* _RECORDS FOR THIS EXERCISE_
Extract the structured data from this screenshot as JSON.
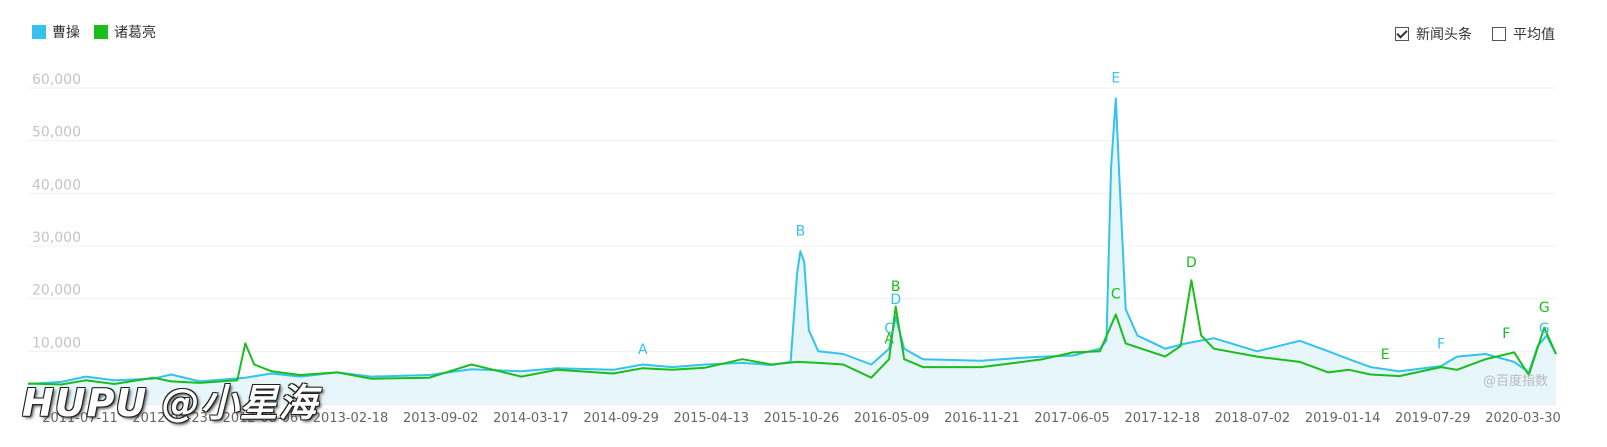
{
  "legend": {
    "series_a": {
      "label": "曹操",
      "color": "#33c3ec"
    },
    "series_b": {
      "label": "诸葛亮",
      "color": "#1bbd1b"
    }
  },
  "toggles": {
    "news": {
      "label": "新闻头条",
      "checked": true
    },
    "average": {
      "label": "平均值",
      "checked": false
    }
  },
  "watermark_text": "@百度指数",
  "overlay_text": "HUPU @小星海",
  "chart_data": {
    "type": "line",
    "ylim": [
      0,
      60000
    ],
    "y_ticks": [
      10000,
      20000,
      30000,
      40000,
      50000,
      60000
    ],
    "y_tick_labels": [
      "10,000",
      "20,000",
      "30,000",
      "40,000",
      "50,000",
      "60,000"
    ],
    "x_range": [
      "2011-05-01",
      "2020-03-30"
    ],
    "x_ticks": [
      "2011-07-11",
      "2012-01-23",
      "2012-08-06",
      "2013-02-18",
      "2013-09-02",
      "2014-03-17",
      "2014-09-29",
      "2015-04-13",
      "2015-10-26",
      "2016-05-09",
      "2016-11-21",
      "2017-06-05",
      "2017-12-18",
      "2018-07-02",
      "2019-01-14",
      "2019-07-29",
      "2020-03-30"
    ],
    "grid": true,
    "legend_position": "top-left",
    "series": [
      {
        "name": "曹操",
        "color": "#33c3ec",
        "area": true,
        "points": [
          [
            "2011-05-01",
            3800
          ],
          [
            "2011-07-11",
            4200
          ],
          [
            "2011-09-01",
            5200
          ],
          [
            "2011-11-01",
            4500
          ],
          [
            "2012-01-23",
            4800
          ],
          [
            "2012-03-01",
            5600
          ],
          [
            "2012-05-01",
            4300
          ],
          [
            "2012-08-06",
            5000
          ],
          [
            "2012-10-01",
            5800
          ],
          [
            "2012-12-01",
            5200
          ],
          [
            "2013-02-18",
            6000
          ],
          [
            "2013-05-01",
            5200
          ],
          [
            "2013-09-02",
            5500
          ],
          [
            "2013-12-01",
            6600
          ],
          [
            "2014-03-17",
            6200
          ],
          [
            "2014-06-01",
            6800
          ],
          [
            "2014-09-29",
            6500
          ],
          [
            "2014-12-01",
            7500
          ],
          [
            "2015-02-01",
            7000
          ],
          [
            "2015-04-13",
            7500
          ],
          [
            "2015-07-01",
            7800
          ],
          [
            "2015-09-01",
            7400
          ],
          [
            "2015-10-12",
            8000
          ],
          [
            "2015-10-26",
            25000
          ],
          [
            "2015-11-02",
            29000
          ],
          [
            "2015-11-10",
            27000
          ],
          [
            "2015-11-20",
            14000
          ],
          [
            "2015-12-10",
            10000
          ],
          [
            "2016-02-01",
            9500
          ],
          [
            "2016-04-01",
            7500
          ],
          [
            "2016-05-09",
            10500
          ],
          [
            "2016-05-23",
            16500
          ],
          [
            "2016-06-10",
            10500
          ],
          [
            "2016-07-20",
            8500
          ],
          [
            "2016-11-21",
            8200
          ],
          [
            "2017-02-01",
            8700
          ],
          [
            "2017-04-01",
            9000
          ],
          [
            "2017-06-05",
            9200
          ],
          [
            "2017-08-01",
            10500
          ],
          [
            "2017-08-15",
            12000
          ],
          [
            "2017-08-25",
            45000
          ],
          [
            "2017-09-04",
            58000
          ],
          [
            "2017-09-12",
            42000
          ],
          [
            "2017-09-25",
            18000
          ],
          [
            "2017-10-20",
            13000
          ],
          [
            "2017-12-18",
            10500
          ],
          [
            "2018-02-01",
            11500
          ],
          [
            "2018-04-01",
            12500
          ],
          [
            "2018-07-02",
            10000
          ],
          [
            "2018-10-01",
            12000
          ],
          [
            "2018-12-01",
            10000
          ],
          [
            "2019-01-14",
            8500
          ],
          [
            "2019-03-01",
            7000
          ],
          [
            "2019-05-01",
            6200
          ],
          [
            "2019-07-29",
            7200
          ],
          [
            "2019-09-01",
            9000
          ],
          [
            "2019-11-01",
            9500
          ],
          [
            "2020-01-01",
            8000
          ],
          [
            "2020-02-01",
            6000
          ],
          [
            "2020-02-20",
            11000
          ],
          [
            "2020-03-10",
            13000
          ],
          [
            "2020-03-30",
            9500
          ]
        ]
      },
      {
        "name": "诸葛亮",
        "color": "#1bbd1b",
        "area": false,
        "points": [
          [
            "2011-05-01",
            3900
          ],
          [
            "2011-07-11",
            3700
          ],
          [
            "2011-09-01",
            4500
          ],
          [
            "2011-11-01",
            3800
          ],
          [
            "2012-01-23",
            5000
          ],
          [
            "2012-03-01",
            4300
          ],
          [
            "2012-05-01",
            4000
          ],
          [
            "2012-07-20",
            4500
          ],
          [
            "2012-08-06",
            11500
          ],
          [
            "2012-08-25",
            7500
          ],
          [
            "2012-10-01",
            6200
          ],
          [
            "2012-12-01",
            5500
          ],
          [
            "2013-02-18",
            6000
          ],
          [
            "2013-05-01",
            4800
          ],
          [
            "2013-09-02",
            5000
          ],
          [
            "2013-12-01",
            7500
          ],
          [
            "2014-03-17",
            5200
          ],
          [
            "2014-06-01",
            6500
          ],
          [
            "2014-09-29",
            5800
          ],
          [
            "2014-12-01",
            6800
          ],
          [
            "2015-02-01",
            6500
          ],
          [
            "2015-04-13",
            6900
          ],
          [
            "2015-07-01",
            8500
          ],
          [
            "2015-09-01",
            7500
          ],
          [
            "2015-10-26",
            8000
          ],
          [
            "2015-12-10",
            7800
          ],
          [
            "2016-02-01",
            7500
          ],
          [
            "2016-04-01",
            5000
          ],
          [
            "2016-05-09",
            8500
          ],
          [
            "2016-05-23",
            18500
          ],
          [
            "2016-06-10",
            8500
          ],
          [
            "2016-07-20",
            7000
          ],
          [
            "2016-11-21",
            7000
          ],
          [
            "2017-02-01",
            7800
          ],
          [
            "2017-04-01",
            8500
          ],
          [
            "2017-06-05",
            9800
          ],
          [
            "2017-08-01",
            10000
          ],
          [
            "2017-09-04",
            17000
          ],
          [
            "2017-09-25",
            11500
          ],
          [
            "2017-12-18",
            9000
          ],
          [
            "2018-01-20",
            11000
          ],
          [
            "2018-02-12",
            23500
          ],
          [
            "2018-03-05",
            13000
          ],
          [
            "2018-04-01",
            10500
          ],
          [
            "2018-07-02",
            9000
          ],
          [
            "2018-10-01",
            8000
          ],
          [
            "2018-12-01",
            6000
          ],
          [
            "2019-01-14",
            6500
          ],
          [
            "2019-03-01",
            5600
          ],
          [
            "2019-05-01",
            5300
          ],
          [
            "2019-07-29",
            7000
          ],
          [
            "2019-09-01",
            6500
          ],
          [
            "2019-11-01",
            8500
          ],
          [
            "2020-01-01",
            9800
          ],
          [
            "2020-02-01",
            5500
          ],
          [
            "2020-03-05",
            14500
          ],
          [
            "2020-03-30",
            9500
          ]
        ]
      }
    ],
    "annotations": [
      {
        "label": "A",
        "series": "曹操",
        "date": "2014-12-01",
        "value": 9500
      },
      {
        "label": "B",
        "series": "曹操",
        "date": "2015-11-02",
        "value": 32000
      },
      {
        "label": "C",
        "series": "曹操",
        "date": "2016-05-09",
        "value": 13500
      },
      {
        "label": "D",
        "series": "曹操",
        "date": "2016-05-23",
        "value": 19000
      },
      {
        "label": "E",
        "series": "曹操",
        "date": "2017-09-04",
        "value": 61000
      },
      {
        "label": "F",
        "series": "曹操",
        "date": "2019-07-29",
        "value": 10500
      },
      {
        "label": "G",
        "series": "曹操",
        "date": "2020-03-05",
        "value": 13500
      },
      {
        "label": "A",
        "series": "诸葛亮",
        "date": "2016-05-09",
        "value": 11500
      },
      {
        "label": "B",
        "series": "诸葛亮",
        "date": "2016-05-23",
        "value": 21500
      },
      {
        "label": "C",
        "series": "诸葛亮",
        "date": "2017-09-04",
        "value": 20000
      },
      {
        "label": "D",
        "series": "诸葛亮",
        "date": "2018-02-12",
        "value": 26000
      },
      {
        "label": "E",
        "series": "诸葛亮",
        "date": "2019-04-01",
        "value": 8500
      },
      {
        "label": "F",
        "series": "诸葛亮",
        "date": "2019-12-15",
        "value": 12500
      },
      {
        "label": "G",
        "series": "诸葛亮",
        "date": "2020-03-05",
        "value": 17500
      }
    ]
  }
}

* _GIVEN PROBLEM_
Identify the lines above that contain the word "color", then copy them.

* _COMPLETE ANSWER_
      "color": "#33c3ec"
      "color": "#1bbd1b"
        "color": "#33c3ec",
        "color": "#1bbd1b",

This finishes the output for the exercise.